▶ **Task**: The records underneath are to be repeated exactly, with the pictures left out.

▶ **Data lines**:
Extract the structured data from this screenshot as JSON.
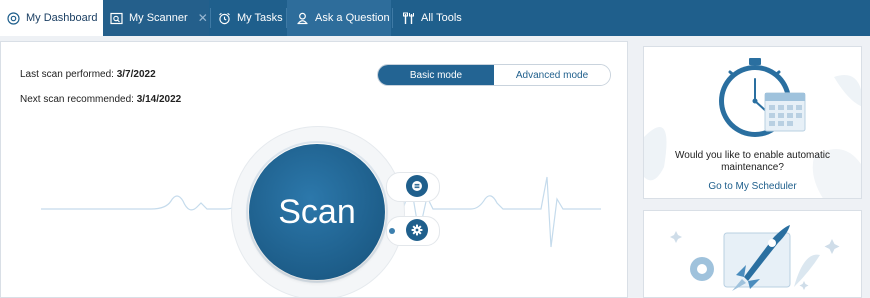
{
  "topbar": {
    "tabs": [
      {
        "label": "My Dashboard",
        "icon": "dashboard-icon",
        "active": true
      },
      {
        "label": "My Scanner",
        "icon": "scanner-icon",
        "closable": true
      },
      {
        "label": "My Tasks",
        "icon": "alarm-clock-icon"
      },
      {
        "label": "Ask a Question",
        "icon": "person-icon"
      },
      {
        "label": "All Tools",
        "icon": "tools-icon"
      }
    ],
    "close_glyph": "✕"
  },
  "scan_panel": {
    "last_scan_label": "Last scan performed:",
    "last_scan_date": "3/7/2022",
    "next_scan_label": "Next scan recommended:",
    "next_scan_date": "3/14/2022",
    "modes": {
      "basic": "Basic mode",
      "advanced": "Advanced mode",
      "selected": "basic"
    },
    "scan_button_label": "Scan",
    "side_buttons": [
      "list-icon",
      "gear-icon"
    ]
  },
  "cards": {
    "maintenance": {
      "question": "Would you like to enable automatic maintenance?",
      "link": "Go to My Scheduler",
      "illustration": "stopwatch-calendar-illustration"
    },
    "boost": {
      "illustration": "rocket-illustration"
    }
  },
  "colors": {
    "nav_bg": "#1f5f8c",
    "accent": "#236493",
    "link": "#1f5f8c"
  }
}
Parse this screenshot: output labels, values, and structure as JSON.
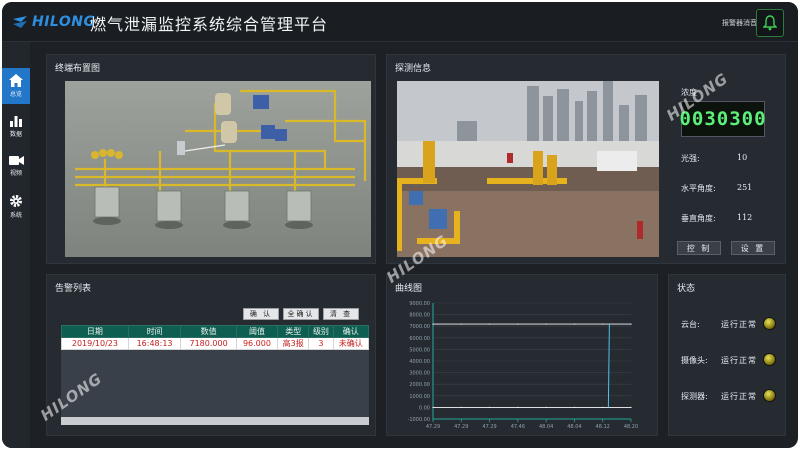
{
  "header": {
    "logo_text": "HILONG",
    "title": "燃气泄漏监控系统综合管理平台",
    "alarm_label": "报警器消音"
  },
  "sidebar": {
    "items": [
      {
        "label": "总览",
        "icon": "home-icon",
        "active": true
      },
      {
        "label": "数据",
        "icon": "bar-chart-icon",
        "active": false
      },
      {
        "label": "视频",
        "icon": "video-camera-icon",
        "active": false
      },
      {
        "label": "系统",
        "icon": "gear-icon",
        "active": false
      }
    ]
  },
  "layout_panel": {
    "title": "终端布置图"
  },
  "detect_panel": {
    "title": "探测信息",
    "concentration_label": "浓度",
    "concentration_value": "0030300",
    "light_label": "光强:",
    "light_value": "10",
    "h_angle_label": "水平角度:",
    "h_angle_value": "251",
    "v_angle_label": "垂直角度:",
    "v_angle_value": "112",
    "control_button": "控 制",
    "settings_button": "设 置"
  },
  "alarm_panel": {
    "title": "告警列表",
    "confirm_button": "确 认",
    "confirm_all_button": "全确认",
    "clear_button": "清 查",
    "columns": [
      "日期",
      "时间",
      "数值",
      "阈值",
      "类型",
      "级别",
      "确认"
    ],
    "rows": [
      [
        "2019/10/23",
        "16:48:13",
        "7180.000",
        "96.000",
        "高3报",
        "3",
        "未确认"
      ]
    ]
  },
  "curve_panel": {
    "title": "曲线图",
    "y_ticks": [
      "9000.00",
      "8000.00",
      "7000.00",
      "6000.00",
      "5000.00",
      "4000.00",
      "3000.00",
      "2000.00",
      "1000.00",
      "0.00",
      "-1000.00"
    ],
    "x_ticks": [
      "47.29",
      "47.29",
      "47.29",
      "47.46",
      "48.04",
      "48.04",
      "48.12",
      "48.20"
    ]
  },
  "chart_data": {
    "type": "line",
    "title": "曲线图",
    "xlabel": "",
    "ylabel": "",
    "ylim": [
      -1000,
      9000
    ],
    "x": [
      "47.29",
      "47.29",
      "47.29",
      "47.46",
      "48.04",
      "48.04",
      "48.12",
      "48.20"
    ],
    "series": [
      {
        "values": [
          0,
          0,
          0,
          0,
          0,
          0,
          0,
          0
        ]
      },
      {
        "values": [
          7180,
          7180,
          7180,
          7180,
          7180,
          7180,
          7180,
          7180
        ]
      }
    ],
    "spike": {
      "x_index": 6.2,
      "from": 0,
      "to": 7180
    },
    "grid": true,
    "colors": {
      "line": "#f4f6f8",
      "spike": "#4fc3e8",
      "axis": "#27a89a"
    }
  },
  "status_panel": {
    "title": "状态",
    "items": [
      {
        "label": "云台:",
        "value": "运行正常"
      },
      {
        "label": "摄像头:",
        "value": "运行正常"
      },
      {
        "label": "探测器:",
        "value": "运行正常"
      }
    ]
  },
  "watermark": "HILONG",
  "colors": {
    "accent": "#2277c9",
    "panel": "#262b31",
    "header_table": "#0f5e52",
    "alarm_text": "#c8201e"
  }
}
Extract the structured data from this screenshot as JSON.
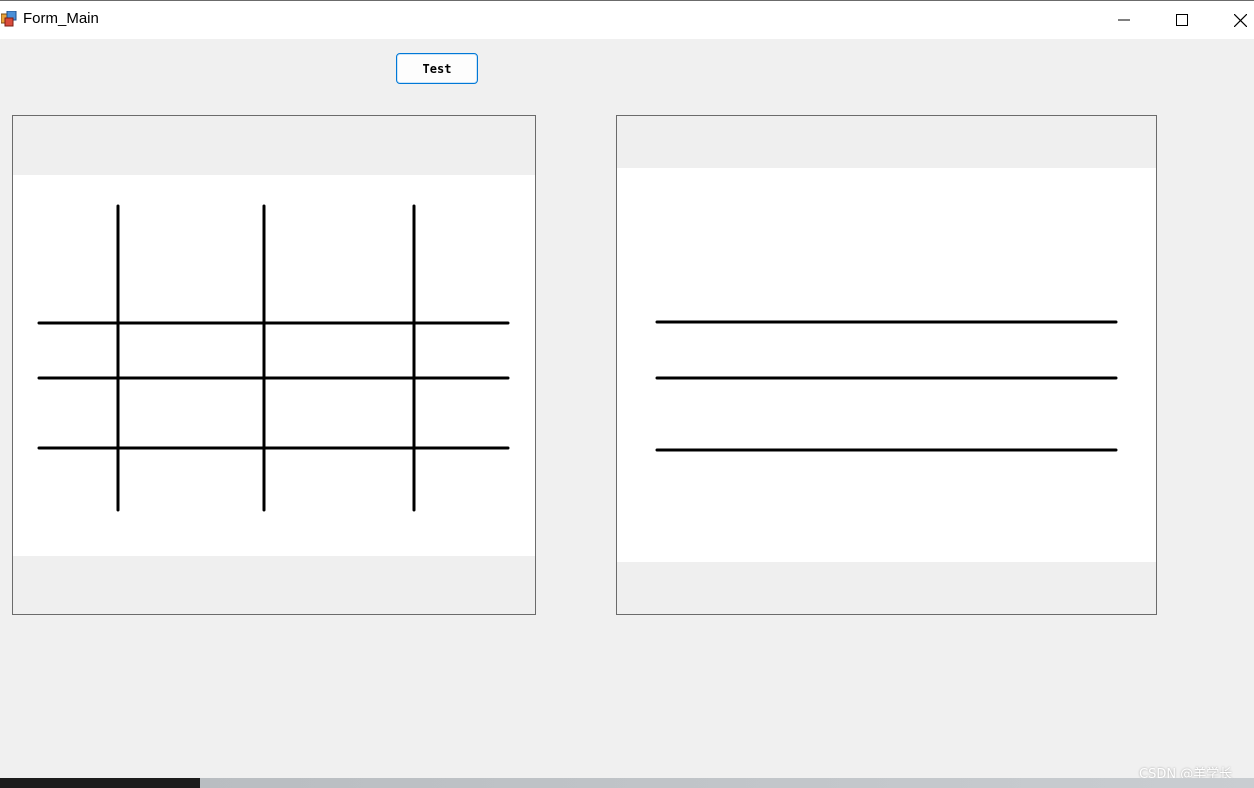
{
  "window": {
    "title": "Form_Main",
    "controls": {
      "minimize": "minimize-icon",
      "maximize": "maximize-icon",
      "close": "close-icon"
    }
  },
  "toolbar": {
    "test_label": "Test"
  },
  "panels": [
    {
      "name": "left-picture",
      "content": "grid: 3 vertical + 3 horizontal strokes"
    },
    {
      "name": "right-picture",
      "content": "3 horizontal strokes"
    }
  ],
  "watermark": "CSDN @羊学长",
  "colors": {
    "window_bg": "#f0f0f0",
    "canvas_bg": "#ffffff",
    "stroke": "#000000",
    "accent": "#0078d7"
  }
}
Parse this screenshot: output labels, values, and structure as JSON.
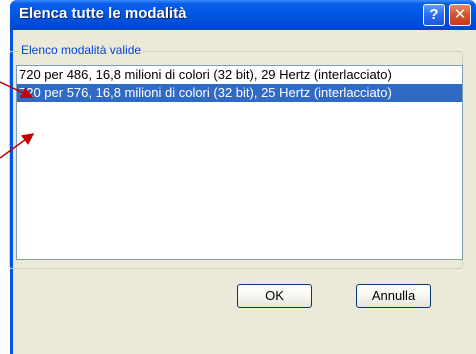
{
  "window": {
    "title": "Elenca tutte le modalità",
    "help_glyph": "?",
    "close_glyph": "✕"
  },
  "group": {
    "label": "Elenco modalità valide"
  },
  "list": {
    "items": [
      {
        "text": "720 per 486, 16,8 milioni di colori (32 bit), 29 Hertz (interlacciato)",
        "selected": false
      },
      {
        "text": "720 per 576, 16,8 milioni di colori (32 bit), 25 Hertz (interlacciato)",
        "selected": true
      }
    ]
  },
  "buttons": {
    "ok_label": "OK",
    "cancel_label": "Annulla"
  },
  "colors": {
    "titlebar": "#0058e6",
    "selection": "#316ac5",
    "group_label": "#0046d5",
    "annotation_arrow": "#c00000"
  }
}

▶ **The answer**:
Extract the structured data from this screenshot as JSON.
{
  "topbar": {
    "tabs": [
      {
        "label": "My Dashboard",
        "icon": "dashboard-icon",
        "active": true
      },
      {
        "label": "My Scanner",
        "icon": "scanner-icon",
        "closable": true
      },
      {
        "label": "My Tasks",
        "icon": "alarm-clock-icon"
      },
      {
        "label": "Ask a Question",
        "icon": "person-icon"
      },
      {
        "label": "All Tools",
        "icon": "tools-icon"
      }
    ],
    "close_glyph": "✕"
  },
  "scan_panel": {
    "last_scan_label": "Last scan performed:",
    "last_scan_date": "3/7/2022",
    "next_scan_label": "Next scan recommended:",
    "next_scan_date": "3/14/2022",
    "modes": {
      "basic": "Basic mode",
      "advanced": "Advanced mode",
      "selected": "basic"
    },
    "scan_button_label": "Scan",
    "side_buttons": [
      "list-icon",
      "gear-icon"
    ]
  },
  "cards": {
    "maintenance": {
      "question": "Would you like to enable automatic maintenance?",
      "link": "Go to My Scheduler",
      "illustration": "stopwatch-calendar-illustration"
    },
    "boost": {
      "illustration": "rocket-illustration"
    }
  },
  "colors": {
    "nav_bg": "#1f5f8c",
    "accent": "#236493",
    "link": "#1f5f8c"
  }
}
Parse this screenshot: output labels, values, and structure as JSON.
{
  "header": {
    "logo_text": "HILONG",
    "title": "燃气泄漏监控系统综合管理平台",
    "alarm_label": "报警器消音"
  },
  "sidebar": {
    "items": [
      {
        "label": "总览",
        "icon": "home-icon",
        "active": true
      },
      {
        "label": "数据",
        "icon": "bar-chart-icon",
        "active": false
      },
      {
        "label": "视频",
        "icon": "video-camera-icon",
        "active": false
      },
      {
        "label": "系统",
        "icon": "gear-icon",
        "active": false
      }
    ]
  },
  "layout_panel": {
    "title": "终端布置图"
  },
  "detect_panel": {
    "title": "探测信息",
    "concentration_label": "浓度",
    "concentration_value": "0030300",
    "light_label": "光强:",
    "light_value": "10",
    "h_angle_label": "水平角度:",
    "h_angle_value": "251",
    "v_angle_label": "垂直角度:",
    "v_angle_value": "112",
    "control_button": "控 制",
    "settings_button": "设 置"
  },
  "alarm_panel": {
    "title": "告警列表",
    "confirm_button": "确 认",
    "confirm_all_button": "全确认",
    "clear_button": "清 查",
    "columns": [
      "日期",
      "时间",
      "数值",
      "阈值",
      "类型",
      "级别",
      "确认"
    ],
    "rows": [
      [
        "2019/10/23",
        "16:48:13",
        "7180.000",
        "96.000",
        "高3报",
        "3",
        "未确认"
      ]
    ]
  },
  "curve_panel": {
    "title": "曲线图",
    "y_ticks": [
      "9000.00",
      "8000.00",
      "7000.00",
      "6000.00",
      "5000.00",
      "4000.00",
      "3000.00",
      "2000.00",
      "1000.00",
      "0.00",
      "-1000.00"
    ],
    "x_ticks": [
      "47.29",
      "47.29",
      "47.29",
      "47.46",
      "48.04",
      "48.04",
      "48.12",
      "48.20"
    ]
  },
  "chart_data": {
    "type": "line",
    "title": "曲线图",
    "xlabel": "",
    "ylabel": "",
    "ylim": [
      -1000,
      9000
    ],
    "x": [
      "47.29",
      "47.29",
      "47.29",
      "47.46",
      "48.04",
      "48.04",
      "48.12",
      "48.20"
    ],
    "series": [
      {
        "values": [
          0,
          0,
          0,
          0,
          0,
          0,
          0,
          0
        ]
      },
      {
        "values": [
          7180,
          7180,
          7180,
          7180,
          7180,
          7180,
          7180,
          7180
        ]
      }
    ],
    "spike": {
      "x_index": 6.2,
      "from": 0,
      "to": 7180
    },
    "grid": true,
    "colors": {
      "line": "#f4f6f8",
      "spike": "#4fc3e8",
      "axis": "#27a89a"
    }
  },
  "status_panel": {
    "title": "状态",
    "items": [
      {
        "label": "云台:",
        "value": "运行正常"
      },
      {
        "label": "摄像头:",
        "value": "运行正常"
      },
      {
        "label": "探测器:",
        "value": "运行正常"
      }
    ]
  },
  "watermark": "HILONG",
  "colors": {
    "accent": "#2277c9",
    "panel": "#262b31",
    "header_table": "#0f5e52",
    "alarm_text": "#c8201e"
  }
}
Extract the structured data from this screenshot as JSON.
{
  "window": {
    "title": "Form_Main",
    "controls": {
      "minimize": "minimize-icon",
      "maximize": "maximize-icon",
      "close": "close-icon"
    }
  },
  "toolbar": {
    "test_label": "Test"
  },
  "panels": [
    {
      "name": "left-picture",
      "content": "grid: 3 vertical + 3 horizontal strokes"
    },
    {
      "name": "right-picture",
      "content": "3 horizontal strokes"
    }
  ],
  "watermark": "CSDN @羊学长",
  "colors": {
    "window_bg": "#f0f0f0",
    "canvas_bg": "#ffffff",
    "stroke": "#000000",
    "accent": "#0078d7"
  }
}
Parse this screenshot: output labels, values, and structure as JSON.
{
  "window": {
    "title": "Elenca tutte le modalità",
    "help_glyph": "?",
    "close_glyph": "✕"
  },
  "group": {
    "label": "Elenco modalità valide"
  },
  "list": {
    "items": [
      {
        "text": "720 per 486, 16,8 milioni di colori (32 bit), 29 Hertz (interlacciato)",
        "selected": false
      },
      {
        "text": "720 per 576, 16,8 milioni di colori (32 bit), 25 Hertz (interlacciato)",
        "selected": true
      }
    ]
  },
  "buttons": {
    "ok_label": "OK",
    "cancel_label": "Annulla"
  },
  "colors": {
    "titlebar": "#0058e6",
    "selection": "#316ac5",
    "group_label": "#0046d5",
    "annotation_arrow": "#c00000"
  }
}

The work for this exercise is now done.